## [Obiettivo dell'esercizio]
Per favore, riassumi in due frasi il testo che segue sul magistero di Benedetto XVI.

## [Testo]
Forse solo in un futuro riusciremo a comprendere
pienamente la grandezza e la profondità del magistero di Papa Benedetto XVI.
Perché se prima la sua teologia era dotta e illuminante,
da Papa ha assunto l’autorevolezza, come qualcuno ha detto, di un Padre della
Chiesa.
Certo il suo magistero è stato
ordinario (nel senso canonico di non irreformabile) ma non per questo ha
assunto meno valore: anzi, sono sicuro che da alcune acquisizioni a cui si è
arrivati per suo merito la Chiesa non potrà più recedere.
Vorrei provare ad indicarne
qualcuna, ad esempio la ricomprensione della carità non come una attività della
Chiesa (in questo ha stigmatizzato con forza il “fare la carità” riducendo la
Chiesa ad una istituzione di beneficenza fra tante) ma quanto nel suo aspetto
teologale di esperienza stessa del Dio Unitrino che nella sua essenza è carità.

## [Estratti dei dati]
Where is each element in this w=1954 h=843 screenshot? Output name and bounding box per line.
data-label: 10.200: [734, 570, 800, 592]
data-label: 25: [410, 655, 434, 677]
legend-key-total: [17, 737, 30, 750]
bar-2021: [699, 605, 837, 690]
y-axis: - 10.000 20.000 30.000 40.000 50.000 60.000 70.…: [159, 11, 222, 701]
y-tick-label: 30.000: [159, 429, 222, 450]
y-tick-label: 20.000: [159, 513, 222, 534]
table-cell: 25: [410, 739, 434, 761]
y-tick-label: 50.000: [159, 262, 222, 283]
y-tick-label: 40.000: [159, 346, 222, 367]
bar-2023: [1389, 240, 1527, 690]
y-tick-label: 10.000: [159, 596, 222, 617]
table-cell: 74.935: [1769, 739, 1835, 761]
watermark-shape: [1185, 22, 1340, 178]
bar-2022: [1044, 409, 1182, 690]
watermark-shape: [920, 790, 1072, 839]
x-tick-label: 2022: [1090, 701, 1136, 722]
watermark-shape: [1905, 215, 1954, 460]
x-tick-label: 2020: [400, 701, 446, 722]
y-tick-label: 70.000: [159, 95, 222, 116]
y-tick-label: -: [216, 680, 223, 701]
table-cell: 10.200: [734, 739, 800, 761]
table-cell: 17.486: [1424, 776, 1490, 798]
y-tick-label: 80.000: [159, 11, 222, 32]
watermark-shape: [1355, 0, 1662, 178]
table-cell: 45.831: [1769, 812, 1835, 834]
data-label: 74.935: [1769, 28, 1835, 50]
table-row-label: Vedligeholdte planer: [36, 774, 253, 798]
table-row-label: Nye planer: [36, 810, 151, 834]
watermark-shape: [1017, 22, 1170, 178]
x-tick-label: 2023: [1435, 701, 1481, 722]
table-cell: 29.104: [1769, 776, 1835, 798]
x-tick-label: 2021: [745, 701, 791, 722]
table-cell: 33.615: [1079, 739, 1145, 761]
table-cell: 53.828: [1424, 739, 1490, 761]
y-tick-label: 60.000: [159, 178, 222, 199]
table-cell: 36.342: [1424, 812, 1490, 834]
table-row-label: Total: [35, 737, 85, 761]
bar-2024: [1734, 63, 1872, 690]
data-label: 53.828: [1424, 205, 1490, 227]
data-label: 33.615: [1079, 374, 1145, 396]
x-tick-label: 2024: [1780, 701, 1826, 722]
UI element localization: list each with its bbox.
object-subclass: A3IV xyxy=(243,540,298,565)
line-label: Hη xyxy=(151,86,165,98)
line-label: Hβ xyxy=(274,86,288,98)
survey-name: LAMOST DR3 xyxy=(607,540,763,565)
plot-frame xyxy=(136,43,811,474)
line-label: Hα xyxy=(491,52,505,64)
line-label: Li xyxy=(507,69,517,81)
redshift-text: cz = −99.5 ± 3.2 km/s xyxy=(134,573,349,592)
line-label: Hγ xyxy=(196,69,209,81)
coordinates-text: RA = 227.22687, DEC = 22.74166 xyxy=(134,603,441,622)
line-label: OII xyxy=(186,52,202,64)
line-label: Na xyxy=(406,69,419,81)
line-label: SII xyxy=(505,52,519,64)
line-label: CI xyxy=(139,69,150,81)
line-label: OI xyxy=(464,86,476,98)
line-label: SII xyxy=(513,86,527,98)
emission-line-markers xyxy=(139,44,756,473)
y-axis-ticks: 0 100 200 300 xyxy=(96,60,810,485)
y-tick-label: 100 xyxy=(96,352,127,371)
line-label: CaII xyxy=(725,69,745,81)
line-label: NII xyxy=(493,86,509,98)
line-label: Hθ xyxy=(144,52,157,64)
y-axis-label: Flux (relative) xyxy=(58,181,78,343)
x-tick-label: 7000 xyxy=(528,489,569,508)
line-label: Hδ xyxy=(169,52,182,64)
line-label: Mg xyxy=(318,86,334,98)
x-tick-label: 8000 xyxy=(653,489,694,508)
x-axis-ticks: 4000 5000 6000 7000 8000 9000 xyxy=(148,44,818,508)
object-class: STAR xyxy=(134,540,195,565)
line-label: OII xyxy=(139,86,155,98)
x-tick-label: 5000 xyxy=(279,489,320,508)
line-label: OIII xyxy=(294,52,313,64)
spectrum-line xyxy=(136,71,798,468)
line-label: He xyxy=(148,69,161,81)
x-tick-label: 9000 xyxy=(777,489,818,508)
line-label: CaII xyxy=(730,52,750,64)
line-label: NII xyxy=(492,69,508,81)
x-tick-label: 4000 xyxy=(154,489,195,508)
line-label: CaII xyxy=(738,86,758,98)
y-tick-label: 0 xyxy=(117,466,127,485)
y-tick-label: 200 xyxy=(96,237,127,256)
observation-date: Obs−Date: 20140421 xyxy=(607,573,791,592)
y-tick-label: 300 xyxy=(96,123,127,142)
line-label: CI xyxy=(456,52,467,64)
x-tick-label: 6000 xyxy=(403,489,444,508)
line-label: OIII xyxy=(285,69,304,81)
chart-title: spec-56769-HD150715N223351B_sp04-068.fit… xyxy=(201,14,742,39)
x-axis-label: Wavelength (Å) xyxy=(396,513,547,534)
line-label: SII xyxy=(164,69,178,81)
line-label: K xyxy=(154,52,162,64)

## [Soluzione dell'esercizio]
Il testo sostiene che la grandezza del magistero di Papa Benedetto XVI forse sarà compresa pienamente solo in futuro e che, da Papa, la sua teologia ha assunto l'autorevolezza di un Padre della Chiesa. Pur essendo ordinario, quel magistero non ha per questo meno valore e ha portato acquisizioni da cui la Chiesa non potrà più recedere, come la ricomprensione della carità non come un'attività della Chiesa ma come esperienza del Dio Unitrino, che nella sua essenza è carità.